__AIM OF THE EXERCISE__
Go through the material below, count the lines with the word "JSON", and reply with the count alone.
=-=-=
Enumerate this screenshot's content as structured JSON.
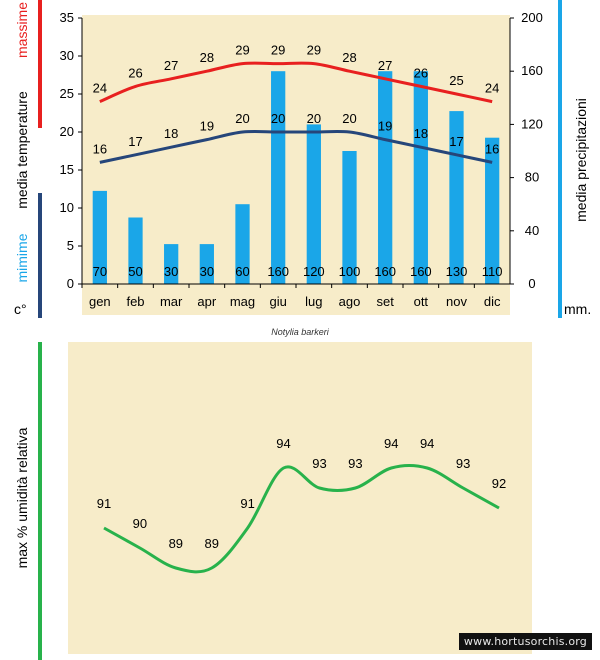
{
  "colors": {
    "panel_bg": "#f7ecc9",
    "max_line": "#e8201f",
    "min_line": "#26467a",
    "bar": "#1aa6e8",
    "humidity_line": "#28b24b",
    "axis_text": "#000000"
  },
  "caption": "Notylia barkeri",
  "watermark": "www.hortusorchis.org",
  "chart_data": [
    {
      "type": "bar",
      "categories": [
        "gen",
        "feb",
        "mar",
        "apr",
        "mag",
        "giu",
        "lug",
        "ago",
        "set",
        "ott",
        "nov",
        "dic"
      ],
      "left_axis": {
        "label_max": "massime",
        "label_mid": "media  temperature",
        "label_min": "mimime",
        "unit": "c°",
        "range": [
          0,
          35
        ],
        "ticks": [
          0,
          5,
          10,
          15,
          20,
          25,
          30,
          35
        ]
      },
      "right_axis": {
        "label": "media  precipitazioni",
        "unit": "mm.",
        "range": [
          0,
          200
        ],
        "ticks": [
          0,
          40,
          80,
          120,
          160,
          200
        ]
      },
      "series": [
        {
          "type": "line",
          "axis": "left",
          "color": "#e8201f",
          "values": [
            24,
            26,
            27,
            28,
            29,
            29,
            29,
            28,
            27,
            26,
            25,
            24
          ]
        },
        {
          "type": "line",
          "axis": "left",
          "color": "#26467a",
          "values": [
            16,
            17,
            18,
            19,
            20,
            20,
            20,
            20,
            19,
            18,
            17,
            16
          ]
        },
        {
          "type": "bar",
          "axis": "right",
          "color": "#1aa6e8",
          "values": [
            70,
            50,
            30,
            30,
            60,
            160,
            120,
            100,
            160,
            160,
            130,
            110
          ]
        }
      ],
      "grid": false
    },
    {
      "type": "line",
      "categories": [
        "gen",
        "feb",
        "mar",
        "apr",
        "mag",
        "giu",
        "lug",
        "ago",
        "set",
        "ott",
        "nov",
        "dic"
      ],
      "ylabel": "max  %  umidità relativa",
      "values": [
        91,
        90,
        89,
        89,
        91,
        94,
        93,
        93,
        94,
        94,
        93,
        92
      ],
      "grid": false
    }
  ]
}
=-=-=
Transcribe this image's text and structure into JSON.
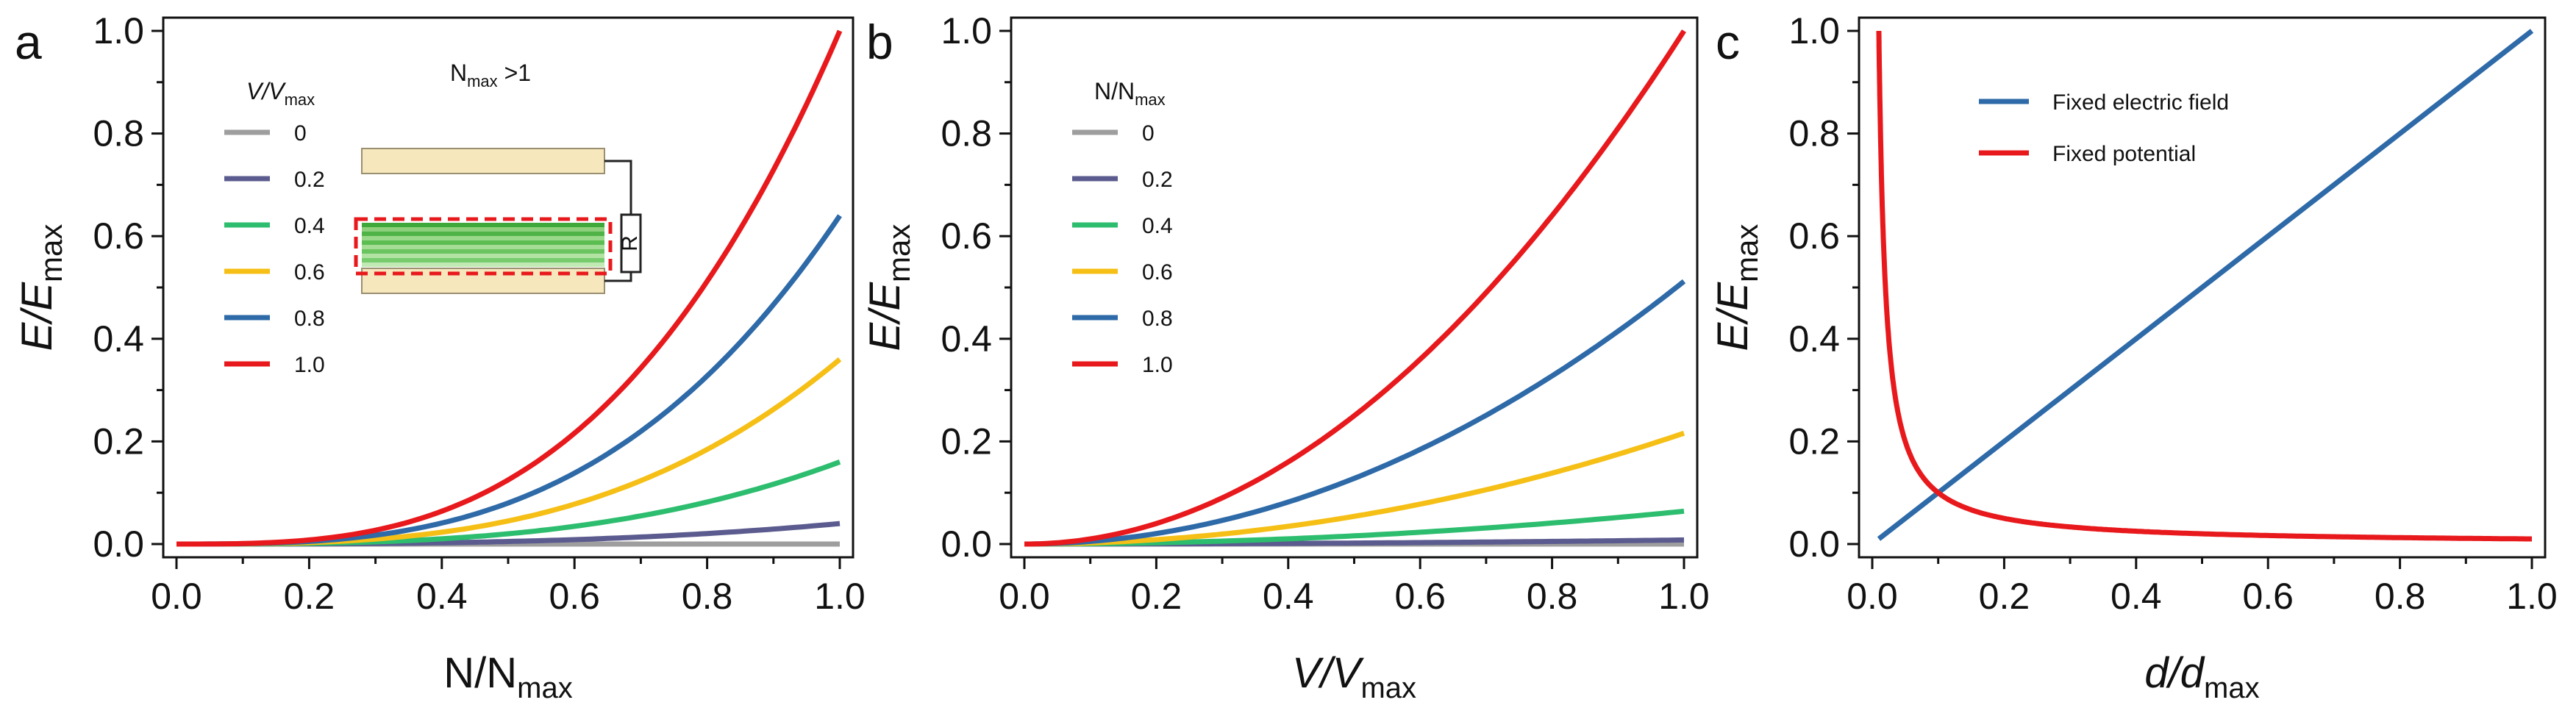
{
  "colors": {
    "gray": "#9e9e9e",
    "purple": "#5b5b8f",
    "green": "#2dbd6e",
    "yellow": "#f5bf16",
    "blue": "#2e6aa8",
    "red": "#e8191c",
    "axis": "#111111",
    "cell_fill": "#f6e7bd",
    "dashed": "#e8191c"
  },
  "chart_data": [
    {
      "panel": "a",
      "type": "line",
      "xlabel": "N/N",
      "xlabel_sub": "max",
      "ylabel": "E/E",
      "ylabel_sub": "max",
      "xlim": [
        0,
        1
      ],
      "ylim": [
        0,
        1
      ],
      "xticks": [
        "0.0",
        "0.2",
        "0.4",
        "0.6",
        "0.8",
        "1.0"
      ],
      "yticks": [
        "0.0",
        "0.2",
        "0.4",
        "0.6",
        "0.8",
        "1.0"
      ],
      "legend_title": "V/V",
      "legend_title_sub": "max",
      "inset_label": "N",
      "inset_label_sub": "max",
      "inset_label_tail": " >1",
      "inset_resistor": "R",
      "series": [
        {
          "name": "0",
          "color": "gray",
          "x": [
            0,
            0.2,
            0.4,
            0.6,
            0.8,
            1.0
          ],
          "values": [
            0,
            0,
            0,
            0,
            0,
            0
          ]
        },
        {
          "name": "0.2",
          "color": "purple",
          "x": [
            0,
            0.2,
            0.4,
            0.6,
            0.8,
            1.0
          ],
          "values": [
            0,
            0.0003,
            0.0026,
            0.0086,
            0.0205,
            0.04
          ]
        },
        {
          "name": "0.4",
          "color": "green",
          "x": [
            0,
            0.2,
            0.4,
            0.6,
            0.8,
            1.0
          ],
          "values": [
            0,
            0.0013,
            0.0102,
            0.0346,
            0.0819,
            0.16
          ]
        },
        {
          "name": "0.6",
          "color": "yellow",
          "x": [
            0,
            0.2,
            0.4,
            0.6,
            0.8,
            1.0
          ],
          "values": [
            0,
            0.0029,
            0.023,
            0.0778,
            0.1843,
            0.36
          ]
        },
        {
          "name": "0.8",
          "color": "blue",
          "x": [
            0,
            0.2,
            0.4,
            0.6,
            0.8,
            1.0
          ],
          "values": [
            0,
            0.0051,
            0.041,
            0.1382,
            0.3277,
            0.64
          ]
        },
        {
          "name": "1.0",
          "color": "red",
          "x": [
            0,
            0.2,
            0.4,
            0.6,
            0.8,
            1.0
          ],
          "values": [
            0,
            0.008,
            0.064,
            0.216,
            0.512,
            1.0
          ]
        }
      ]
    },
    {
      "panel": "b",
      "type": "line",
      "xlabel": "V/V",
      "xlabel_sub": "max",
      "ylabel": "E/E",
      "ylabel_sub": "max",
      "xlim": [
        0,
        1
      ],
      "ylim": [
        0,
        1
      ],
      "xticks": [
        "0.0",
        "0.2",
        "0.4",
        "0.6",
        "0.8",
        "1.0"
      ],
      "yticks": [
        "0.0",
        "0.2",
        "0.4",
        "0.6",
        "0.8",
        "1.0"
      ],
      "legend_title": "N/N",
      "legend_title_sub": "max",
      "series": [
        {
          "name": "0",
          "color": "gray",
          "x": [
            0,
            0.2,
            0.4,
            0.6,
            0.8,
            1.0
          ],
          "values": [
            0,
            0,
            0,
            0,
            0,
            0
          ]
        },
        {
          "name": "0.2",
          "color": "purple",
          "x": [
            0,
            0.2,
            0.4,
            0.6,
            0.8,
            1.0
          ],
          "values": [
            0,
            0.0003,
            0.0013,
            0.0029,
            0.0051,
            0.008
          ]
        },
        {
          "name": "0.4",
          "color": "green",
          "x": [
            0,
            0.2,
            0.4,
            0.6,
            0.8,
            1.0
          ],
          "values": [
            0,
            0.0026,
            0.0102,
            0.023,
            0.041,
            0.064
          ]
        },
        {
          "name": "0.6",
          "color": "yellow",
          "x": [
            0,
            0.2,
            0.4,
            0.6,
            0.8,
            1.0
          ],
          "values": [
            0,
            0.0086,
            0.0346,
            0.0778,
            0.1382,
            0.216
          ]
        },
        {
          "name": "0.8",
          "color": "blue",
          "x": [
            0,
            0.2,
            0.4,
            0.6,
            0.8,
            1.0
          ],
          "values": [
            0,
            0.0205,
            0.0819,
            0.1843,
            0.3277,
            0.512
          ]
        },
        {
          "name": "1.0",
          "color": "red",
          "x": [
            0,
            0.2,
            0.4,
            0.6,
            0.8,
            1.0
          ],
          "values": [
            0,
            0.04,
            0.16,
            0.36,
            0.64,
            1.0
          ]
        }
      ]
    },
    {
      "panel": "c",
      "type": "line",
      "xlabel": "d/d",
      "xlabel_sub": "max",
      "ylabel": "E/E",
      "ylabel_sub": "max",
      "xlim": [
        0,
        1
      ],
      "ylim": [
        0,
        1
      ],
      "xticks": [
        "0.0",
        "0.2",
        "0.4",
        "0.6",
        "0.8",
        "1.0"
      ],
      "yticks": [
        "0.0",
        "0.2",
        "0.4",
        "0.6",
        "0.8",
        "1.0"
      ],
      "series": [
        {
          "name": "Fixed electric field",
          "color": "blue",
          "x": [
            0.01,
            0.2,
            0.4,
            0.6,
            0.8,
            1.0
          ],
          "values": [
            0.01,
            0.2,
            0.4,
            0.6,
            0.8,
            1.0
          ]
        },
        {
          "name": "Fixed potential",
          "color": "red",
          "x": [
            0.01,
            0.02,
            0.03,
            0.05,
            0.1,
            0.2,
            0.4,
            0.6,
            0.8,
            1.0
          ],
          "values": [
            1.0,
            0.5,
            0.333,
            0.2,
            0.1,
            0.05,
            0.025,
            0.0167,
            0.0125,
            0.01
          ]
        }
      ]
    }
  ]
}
=-=-=
__RESULT OF THE EXERCISE__
2